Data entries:
>>>>

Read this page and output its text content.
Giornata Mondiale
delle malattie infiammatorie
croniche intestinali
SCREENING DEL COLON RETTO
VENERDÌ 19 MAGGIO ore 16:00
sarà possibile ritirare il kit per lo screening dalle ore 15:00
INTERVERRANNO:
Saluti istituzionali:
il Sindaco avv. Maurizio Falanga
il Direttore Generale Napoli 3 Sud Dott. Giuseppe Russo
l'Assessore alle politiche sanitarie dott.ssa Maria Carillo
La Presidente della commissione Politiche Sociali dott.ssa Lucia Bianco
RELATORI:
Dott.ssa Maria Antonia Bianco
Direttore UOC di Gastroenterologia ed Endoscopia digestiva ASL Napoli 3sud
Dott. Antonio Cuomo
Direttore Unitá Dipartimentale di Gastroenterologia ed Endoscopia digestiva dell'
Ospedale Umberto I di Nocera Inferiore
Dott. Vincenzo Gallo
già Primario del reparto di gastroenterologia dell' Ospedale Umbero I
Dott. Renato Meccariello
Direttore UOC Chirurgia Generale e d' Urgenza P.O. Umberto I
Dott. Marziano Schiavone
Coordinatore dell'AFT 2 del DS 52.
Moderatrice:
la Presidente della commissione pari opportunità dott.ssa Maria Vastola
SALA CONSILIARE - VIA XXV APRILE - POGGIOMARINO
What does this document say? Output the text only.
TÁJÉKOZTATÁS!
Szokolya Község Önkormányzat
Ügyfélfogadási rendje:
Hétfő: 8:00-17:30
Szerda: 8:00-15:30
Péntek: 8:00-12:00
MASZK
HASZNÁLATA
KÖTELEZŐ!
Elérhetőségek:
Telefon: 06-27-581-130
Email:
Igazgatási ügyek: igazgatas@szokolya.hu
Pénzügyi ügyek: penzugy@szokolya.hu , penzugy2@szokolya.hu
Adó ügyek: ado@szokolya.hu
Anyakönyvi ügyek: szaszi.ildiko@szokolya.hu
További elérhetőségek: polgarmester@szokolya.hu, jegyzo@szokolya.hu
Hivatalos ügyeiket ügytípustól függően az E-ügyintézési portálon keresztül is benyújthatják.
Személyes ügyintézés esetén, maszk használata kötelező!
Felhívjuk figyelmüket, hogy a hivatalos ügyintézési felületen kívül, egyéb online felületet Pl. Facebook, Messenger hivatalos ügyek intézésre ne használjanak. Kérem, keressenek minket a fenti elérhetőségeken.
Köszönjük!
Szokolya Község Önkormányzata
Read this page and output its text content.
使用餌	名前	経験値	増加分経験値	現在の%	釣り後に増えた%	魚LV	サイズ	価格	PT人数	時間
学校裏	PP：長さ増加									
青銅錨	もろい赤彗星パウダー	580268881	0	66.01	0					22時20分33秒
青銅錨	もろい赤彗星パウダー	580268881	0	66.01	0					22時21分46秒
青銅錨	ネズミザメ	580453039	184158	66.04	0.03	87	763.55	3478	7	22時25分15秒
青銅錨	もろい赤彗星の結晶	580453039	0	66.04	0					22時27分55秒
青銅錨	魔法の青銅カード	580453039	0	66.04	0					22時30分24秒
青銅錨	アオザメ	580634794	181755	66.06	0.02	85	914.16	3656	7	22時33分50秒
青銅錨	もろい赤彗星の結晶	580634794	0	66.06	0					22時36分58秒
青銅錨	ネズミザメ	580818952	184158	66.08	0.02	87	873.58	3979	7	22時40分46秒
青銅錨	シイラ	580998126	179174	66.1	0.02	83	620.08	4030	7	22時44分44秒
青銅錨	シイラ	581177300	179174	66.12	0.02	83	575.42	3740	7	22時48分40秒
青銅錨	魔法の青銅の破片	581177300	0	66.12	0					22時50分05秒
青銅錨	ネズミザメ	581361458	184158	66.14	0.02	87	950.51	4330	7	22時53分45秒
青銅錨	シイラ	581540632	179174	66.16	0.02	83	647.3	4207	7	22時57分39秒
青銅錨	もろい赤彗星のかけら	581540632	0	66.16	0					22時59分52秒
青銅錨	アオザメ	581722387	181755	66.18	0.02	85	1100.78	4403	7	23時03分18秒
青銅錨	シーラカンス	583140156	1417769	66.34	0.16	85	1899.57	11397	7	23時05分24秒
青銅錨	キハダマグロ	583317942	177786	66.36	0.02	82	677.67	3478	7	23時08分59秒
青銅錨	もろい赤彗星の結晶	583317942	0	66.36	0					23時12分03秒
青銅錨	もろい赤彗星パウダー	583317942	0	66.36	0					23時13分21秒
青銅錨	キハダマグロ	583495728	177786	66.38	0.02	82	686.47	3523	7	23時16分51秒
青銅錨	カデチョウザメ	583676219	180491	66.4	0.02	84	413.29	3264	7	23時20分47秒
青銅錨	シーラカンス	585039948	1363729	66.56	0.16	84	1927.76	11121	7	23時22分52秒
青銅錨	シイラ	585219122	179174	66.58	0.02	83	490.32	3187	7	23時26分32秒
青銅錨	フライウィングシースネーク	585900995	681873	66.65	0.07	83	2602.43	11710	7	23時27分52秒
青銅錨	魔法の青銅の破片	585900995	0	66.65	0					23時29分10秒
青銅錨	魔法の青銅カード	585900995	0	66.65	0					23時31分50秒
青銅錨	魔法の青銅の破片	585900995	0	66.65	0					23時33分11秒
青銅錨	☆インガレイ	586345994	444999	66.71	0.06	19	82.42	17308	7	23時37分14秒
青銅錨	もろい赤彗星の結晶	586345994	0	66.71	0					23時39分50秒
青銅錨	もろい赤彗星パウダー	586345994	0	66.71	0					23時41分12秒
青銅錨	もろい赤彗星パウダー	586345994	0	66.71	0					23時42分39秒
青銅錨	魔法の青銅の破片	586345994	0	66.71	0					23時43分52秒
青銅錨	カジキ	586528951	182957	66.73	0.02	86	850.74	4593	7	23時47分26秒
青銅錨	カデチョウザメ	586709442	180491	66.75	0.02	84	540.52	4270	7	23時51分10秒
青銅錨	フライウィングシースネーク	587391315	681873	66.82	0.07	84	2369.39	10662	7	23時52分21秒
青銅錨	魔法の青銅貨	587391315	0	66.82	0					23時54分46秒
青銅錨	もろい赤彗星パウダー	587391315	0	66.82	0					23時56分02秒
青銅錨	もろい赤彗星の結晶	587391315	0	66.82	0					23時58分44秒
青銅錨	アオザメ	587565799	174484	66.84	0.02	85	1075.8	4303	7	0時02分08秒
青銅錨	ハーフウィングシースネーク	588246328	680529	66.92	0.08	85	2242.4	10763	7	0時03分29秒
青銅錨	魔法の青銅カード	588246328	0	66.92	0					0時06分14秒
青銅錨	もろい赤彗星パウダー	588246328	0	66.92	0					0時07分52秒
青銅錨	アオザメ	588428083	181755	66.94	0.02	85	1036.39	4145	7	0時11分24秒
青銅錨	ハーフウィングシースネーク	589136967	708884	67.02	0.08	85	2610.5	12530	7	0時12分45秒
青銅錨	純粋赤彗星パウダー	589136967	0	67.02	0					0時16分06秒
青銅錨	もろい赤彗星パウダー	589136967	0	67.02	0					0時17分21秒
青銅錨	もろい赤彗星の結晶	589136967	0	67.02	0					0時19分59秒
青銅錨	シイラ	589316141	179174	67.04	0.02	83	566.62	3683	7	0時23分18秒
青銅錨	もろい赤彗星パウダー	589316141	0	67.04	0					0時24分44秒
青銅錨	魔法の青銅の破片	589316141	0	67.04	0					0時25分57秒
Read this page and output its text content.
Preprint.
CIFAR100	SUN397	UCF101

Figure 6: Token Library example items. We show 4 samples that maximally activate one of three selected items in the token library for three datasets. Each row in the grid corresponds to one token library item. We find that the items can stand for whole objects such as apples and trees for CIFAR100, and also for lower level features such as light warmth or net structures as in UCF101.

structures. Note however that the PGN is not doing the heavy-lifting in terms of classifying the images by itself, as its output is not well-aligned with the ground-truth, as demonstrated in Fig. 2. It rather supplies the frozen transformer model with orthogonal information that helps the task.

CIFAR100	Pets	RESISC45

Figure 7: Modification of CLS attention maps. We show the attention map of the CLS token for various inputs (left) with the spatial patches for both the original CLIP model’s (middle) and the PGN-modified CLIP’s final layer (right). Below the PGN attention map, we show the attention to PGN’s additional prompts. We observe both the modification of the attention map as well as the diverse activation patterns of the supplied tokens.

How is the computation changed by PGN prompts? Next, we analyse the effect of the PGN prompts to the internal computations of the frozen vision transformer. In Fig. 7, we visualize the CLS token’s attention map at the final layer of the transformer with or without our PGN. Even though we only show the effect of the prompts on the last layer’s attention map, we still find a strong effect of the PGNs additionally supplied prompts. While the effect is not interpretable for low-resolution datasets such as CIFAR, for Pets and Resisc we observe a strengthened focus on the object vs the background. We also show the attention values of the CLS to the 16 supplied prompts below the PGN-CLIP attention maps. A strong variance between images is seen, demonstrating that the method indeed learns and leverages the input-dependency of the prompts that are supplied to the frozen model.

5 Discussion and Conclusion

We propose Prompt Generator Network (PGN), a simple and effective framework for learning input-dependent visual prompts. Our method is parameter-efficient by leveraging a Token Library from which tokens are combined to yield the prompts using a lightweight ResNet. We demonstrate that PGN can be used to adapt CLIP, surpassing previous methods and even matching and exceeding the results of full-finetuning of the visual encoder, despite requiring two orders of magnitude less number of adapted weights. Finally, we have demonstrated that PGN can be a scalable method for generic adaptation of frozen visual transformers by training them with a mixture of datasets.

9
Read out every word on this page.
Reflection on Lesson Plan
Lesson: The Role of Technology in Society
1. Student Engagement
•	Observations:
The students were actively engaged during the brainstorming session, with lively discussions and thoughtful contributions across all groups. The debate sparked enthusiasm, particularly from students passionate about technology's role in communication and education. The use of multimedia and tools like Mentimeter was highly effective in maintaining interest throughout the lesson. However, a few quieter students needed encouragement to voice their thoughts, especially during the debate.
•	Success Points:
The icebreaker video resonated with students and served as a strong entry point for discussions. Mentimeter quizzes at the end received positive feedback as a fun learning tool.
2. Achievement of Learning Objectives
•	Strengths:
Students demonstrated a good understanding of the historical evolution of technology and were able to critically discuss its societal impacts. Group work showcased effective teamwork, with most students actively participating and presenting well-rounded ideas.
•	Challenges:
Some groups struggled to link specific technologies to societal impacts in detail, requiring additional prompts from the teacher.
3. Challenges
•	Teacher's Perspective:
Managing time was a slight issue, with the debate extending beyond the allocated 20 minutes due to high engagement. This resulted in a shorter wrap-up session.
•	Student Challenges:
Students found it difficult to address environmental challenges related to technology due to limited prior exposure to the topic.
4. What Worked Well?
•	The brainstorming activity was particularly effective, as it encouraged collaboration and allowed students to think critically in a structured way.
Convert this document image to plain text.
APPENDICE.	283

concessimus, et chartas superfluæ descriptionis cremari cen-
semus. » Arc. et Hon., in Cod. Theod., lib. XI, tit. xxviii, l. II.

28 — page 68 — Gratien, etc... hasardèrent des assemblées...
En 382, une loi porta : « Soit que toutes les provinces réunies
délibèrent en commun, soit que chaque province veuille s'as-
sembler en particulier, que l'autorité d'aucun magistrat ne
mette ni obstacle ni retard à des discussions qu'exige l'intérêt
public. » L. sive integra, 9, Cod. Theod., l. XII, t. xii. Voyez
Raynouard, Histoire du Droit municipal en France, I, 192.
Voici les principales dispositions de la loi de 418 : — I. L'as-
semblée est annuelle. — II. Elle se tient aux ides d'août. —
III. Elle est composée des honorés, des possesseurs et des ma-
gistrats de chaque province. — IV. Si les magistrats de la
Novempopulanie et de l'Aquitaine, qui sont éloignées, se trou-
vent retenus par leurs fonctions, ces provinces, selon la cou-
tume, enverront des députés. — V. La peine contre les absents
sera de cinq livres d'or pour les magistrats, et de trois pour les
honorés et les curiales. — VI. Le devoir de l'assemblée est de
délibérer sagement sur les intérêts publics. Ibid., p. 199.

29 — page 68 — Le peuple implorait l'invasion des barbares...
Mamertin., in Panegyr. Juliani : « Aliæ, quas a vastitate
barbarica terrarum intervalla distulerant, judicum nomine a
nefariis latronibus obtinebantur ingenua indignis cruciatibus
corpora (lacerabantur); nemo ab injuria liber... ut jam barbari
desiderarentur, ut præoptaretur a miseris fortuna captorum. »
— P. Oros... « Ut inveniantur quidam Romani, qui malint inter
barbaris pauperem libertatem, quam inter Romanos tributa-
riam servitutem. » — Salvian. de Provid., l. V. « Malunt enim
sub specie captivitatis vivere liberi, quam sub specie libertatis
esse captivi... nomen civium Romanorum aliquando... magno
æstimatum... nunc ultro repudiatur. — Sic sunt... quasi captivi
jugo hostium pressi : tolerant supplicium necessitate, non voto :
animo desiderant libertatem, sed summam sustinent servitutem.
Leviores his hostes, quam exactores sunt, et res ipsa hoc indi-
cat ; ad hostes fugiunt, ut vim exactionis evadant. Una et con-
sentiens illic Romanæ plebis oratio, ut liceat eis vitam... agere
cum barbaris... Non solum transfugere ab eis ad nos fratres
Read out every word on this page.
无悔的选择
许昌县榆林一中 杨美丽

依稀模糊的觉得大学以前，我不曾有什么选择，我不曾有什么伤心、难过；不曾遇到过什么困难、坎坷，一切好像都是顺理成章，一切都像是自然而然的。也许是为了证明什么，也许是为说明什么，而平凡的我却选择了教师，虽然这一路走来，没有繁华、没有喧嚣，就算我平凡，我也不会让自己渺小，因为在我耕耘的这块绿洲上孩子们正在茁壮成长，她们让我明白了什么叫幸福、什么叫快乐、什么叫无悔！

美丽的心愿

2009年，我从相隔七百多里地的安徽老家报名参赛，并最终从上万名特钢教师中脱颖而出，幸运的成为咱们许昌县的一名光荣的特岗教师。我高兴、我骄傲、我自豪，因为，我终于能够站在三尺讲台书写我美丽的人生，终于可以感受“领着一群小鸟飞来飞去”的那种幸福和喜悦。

<<<<

• [WRITTEN EXERCISE]: Check the data for the word "シーラカンス" and pull out the lines that have it.

• [RESULT FOR THIS EXERCISE]:
青銅錨	シーラカンス	583140156	1417769	66.34	0.16	85	1899.57	11397	7	23時05分24秒
青銅錨	シーラカンス	585039948	1363729	66.56	0.16	84	1927.76	11121	7	23時22分52秒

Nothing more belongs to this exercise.